## EXERCISE INSTRUCTIONS
Reproduce each line exactly.

## PROVIDED DATA
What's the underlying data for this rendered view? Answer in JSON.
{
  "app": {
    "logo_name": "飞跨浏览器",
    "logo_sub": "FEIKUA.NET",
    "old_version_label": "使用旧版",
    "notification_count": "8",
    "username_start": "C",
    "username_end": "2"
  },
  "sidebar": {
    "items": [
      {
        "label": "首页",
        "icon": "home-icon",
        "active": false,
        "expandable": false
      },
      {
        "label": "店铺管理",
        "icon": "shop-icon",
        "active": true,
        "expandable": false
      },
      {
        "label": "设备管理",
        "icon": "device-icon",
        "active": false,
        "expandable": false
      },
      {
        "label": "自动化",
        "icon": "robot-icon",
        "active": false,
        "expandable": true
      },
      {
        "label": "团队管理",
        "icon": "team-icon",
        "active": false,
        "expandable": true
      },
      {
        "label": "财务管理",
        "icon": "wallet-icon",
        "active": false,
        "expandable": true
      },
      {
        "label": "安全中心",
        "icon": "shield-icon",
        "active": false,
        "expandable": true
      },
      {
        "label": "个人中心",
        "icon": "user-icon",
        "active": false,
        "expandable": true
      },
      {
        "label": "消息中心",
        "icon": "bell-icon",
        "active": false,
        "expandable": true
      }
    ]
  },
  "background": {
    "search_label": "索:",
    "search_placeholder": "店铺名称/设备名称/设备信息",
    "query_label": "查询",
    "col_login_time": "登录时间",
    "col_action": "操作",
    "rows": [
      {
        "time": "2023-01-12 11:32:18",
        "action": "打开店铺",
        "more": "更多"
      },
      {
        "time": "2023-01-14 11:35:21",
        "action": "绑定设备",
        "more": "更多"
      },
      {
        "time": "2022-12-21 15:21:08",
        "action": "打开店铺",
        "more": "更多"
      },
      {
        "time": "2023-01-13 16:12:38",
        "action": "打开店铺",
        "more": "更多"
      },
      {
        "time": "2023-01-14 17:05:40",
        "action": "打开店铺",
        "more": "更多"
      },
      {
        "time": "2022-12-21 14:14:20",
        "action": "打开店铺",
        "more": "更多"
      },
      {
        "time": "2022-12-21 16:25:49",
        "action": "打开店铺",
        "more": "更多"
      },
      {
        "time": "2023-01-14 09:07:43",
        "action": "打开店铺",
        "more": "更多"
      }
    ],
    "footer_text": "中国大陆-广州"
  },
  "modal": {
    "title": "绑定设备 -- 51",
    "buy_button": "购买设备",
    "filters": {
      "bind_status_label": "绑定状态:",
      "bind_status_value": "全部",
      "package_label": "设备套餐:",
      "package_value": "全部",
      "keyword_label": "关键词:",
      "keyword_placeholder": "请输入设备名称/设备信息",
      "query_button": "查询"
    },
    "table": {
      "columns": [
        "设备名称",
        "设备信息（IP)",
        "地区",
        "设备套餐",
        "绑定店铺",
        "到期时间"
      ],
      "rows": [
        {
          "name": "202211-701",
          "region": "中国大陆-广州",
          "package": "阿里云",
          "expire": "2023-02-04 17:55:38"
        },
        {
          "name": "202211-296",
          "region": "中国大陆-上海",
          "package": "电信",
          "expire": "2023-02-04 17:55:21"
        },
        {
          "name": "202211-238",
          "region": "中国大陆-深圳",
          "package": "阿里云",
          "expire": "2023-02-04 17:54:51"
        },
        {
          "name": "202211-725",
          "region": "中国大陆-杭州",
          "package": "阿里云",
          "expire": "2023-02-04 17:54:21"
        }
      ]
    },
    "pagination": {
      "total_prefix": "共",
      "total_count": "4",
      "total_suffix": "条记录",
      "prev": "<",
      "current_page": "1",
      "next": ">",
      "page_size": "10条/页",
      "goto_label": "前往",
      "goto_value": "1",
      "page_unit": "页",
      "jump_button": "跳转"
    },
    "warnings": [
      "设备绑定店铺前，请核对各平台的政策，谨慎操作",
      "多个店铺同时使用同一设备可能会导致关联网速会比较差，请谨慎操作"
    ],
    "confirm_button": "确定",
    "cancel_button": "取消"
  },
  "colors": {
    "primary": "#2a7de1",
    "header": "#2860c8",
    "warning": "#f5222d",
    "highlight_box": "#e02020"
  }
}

## ANSWER FOR THE TASK
What's the underlying data for this rendered view? Answer in JSON.
{
  "app": {
    "logo_name": "飞跨浏览器",
    "logo_sub": "FEIKUA.NET",
    "old_version_label": "使用旧版",
    "notification_count": "8",
    "username_start": "C",
    "username_end": "2"
  },
  "sidebar": {
    "items": [
      {
        "label": "首页",
        "icon": "home-icon",
        "active": false,
        "expandable": false
      },
      {
        "label": "店铺管理",
        "icon": "shop-icon",
        "active": true,
        "expandable": false
      },
      {
        "label": "设备管理",
        "icon": "device-icon",
        "active": false,
        "expandable": false
      },
      {
        "label": "自动化",
        "icon": "robot-icon",
        "active": false,
        "expandable": true
      },
      {
        "label": "团队管理",
        "icon": "team-icon",
        "active": false,
        "expandable": true
      },
      {
        "label": "财务管理",
        "icon": "wallet-icon",
        "active": false,
        "expandable": true
      },
      {
        "label": "安全中心",
        "icon": "shield-icon",
        "active": false,
        "expandable": true
      },
      {
        "label": "个人中心",
        "icon": "user-icon",
        "active": false,
        "expandable": true
      },
      {
        "label": "消息中心",
        "icon": "bell-icon",
        "active": false,
        "expandable": true
      }
    ]
  },
  "background": {
    "search_label": "索:",
    "search_placeholder": "店铺名称/设备名称/设备信息",
    "query_label": "查询",
    "col_login_time": "登录时间",
    "col_action": "操作",
    "rows": [
      {
        "time": "2023-01-12 11:32:18",
        "action": "打开店铺",
        "more": "更多"
      },
      {
        "time": "2023-01-14 11:35:21",
        "action": "绑定设备",
        "more": "更多"
      },
      {
        "time": "2022-12-21 15:21:08",
        "action": "打开店铺",
        "more": "更多"
      },
      {
        "time": "2023-01-13 16:12:38",
        "action": "打开店铺",
        "more": "更多"
      },
      {
        "time": "2023-01-14 17:05:40",
        "action": "打开店铺",
        "more": "更多"
      },
      {
        "time": "2022-12-21 14:14:20",
        "action": "打开店铺",
        "more": "更多"
      },
      {
        "time": "2022-12-21 16:25:49",
        "action": "打开店铺",
        "more": "更多"
      },
      {
        "time": "2023-01-14 09:07:43",
        "action": "打开店铺",
        "more": "更多"
      }
    ],
    "footer_text": "中国大陆-广州"
  },
  "modal": {
    "title": "绑定设备 -- 51",
    "buy_button": "购买设备",
    "filters": {
      "bind_status_label": "绑定状态:",
      "bind_status_value": "全部",
      "package_label": "设备套餐:",
      "package_value": "全部",
      "keyword_label": "关键词:",
      "keyword_placeholder": "请输入设备名称/设备信息",
      "query_button": "查询"
    },
    "table": {
      "columns": [
        "设备名称",
        "设备信息（IP)",
        "地区",
        "设备套餐",
        "绑定店铺",
        "到期时间"
      ],
      "rows": [
        {
          "name": "202211-701",
          "region": "中国大陆-广州",
          "package": "阿里云",
          "expire": "2023-02-04 17:55:38"
        },
        {
          "name": "202211-296",
          "region": "中国大陆-上海",
          "package": "电信",
          "expire": "2023-02-04 17:55:21"
        },
        {
          "name": "202211-238",
          "region": "中国大陆-深圳",
          "package": "阿里云",
          "expire": "2023-02-04 17:54:51"
        },
        {
          "name": "202211-725",
          "region": "中国大陆-杭州",
          "package": "阿里云",
          "expire": "2023-02-04 17:54:21"
        }
      ]
    },
    "pagination": {
      "total_prefix": "共",
      "total_count": "4",
      "total_suffix": "条记录",
      "prev": "<",
      "current_page": "1",
      "next": ">",
      "page_size": "10条/页",
      "goto_label": "前往",
      "goto_value": "1",
      "page_unit": "页",
      "jump_button": "跳转"
    },
    "warnings": [
      "设备绑定店铺前，请核对各平台的政策，谨慎操作",
      "多个店铺同时使用同一设备可能会导致关联网速会比较差，请谨慎操作"
    ],
    "confirm_button": "确定",
    "cancel_button": "取消"
  },
  "colors": {
    "primary": "#2a7de1",
    "header": "#2860c8",
    "warning": "#f5222d",
    "highlight_box": "#e02020"
  }
}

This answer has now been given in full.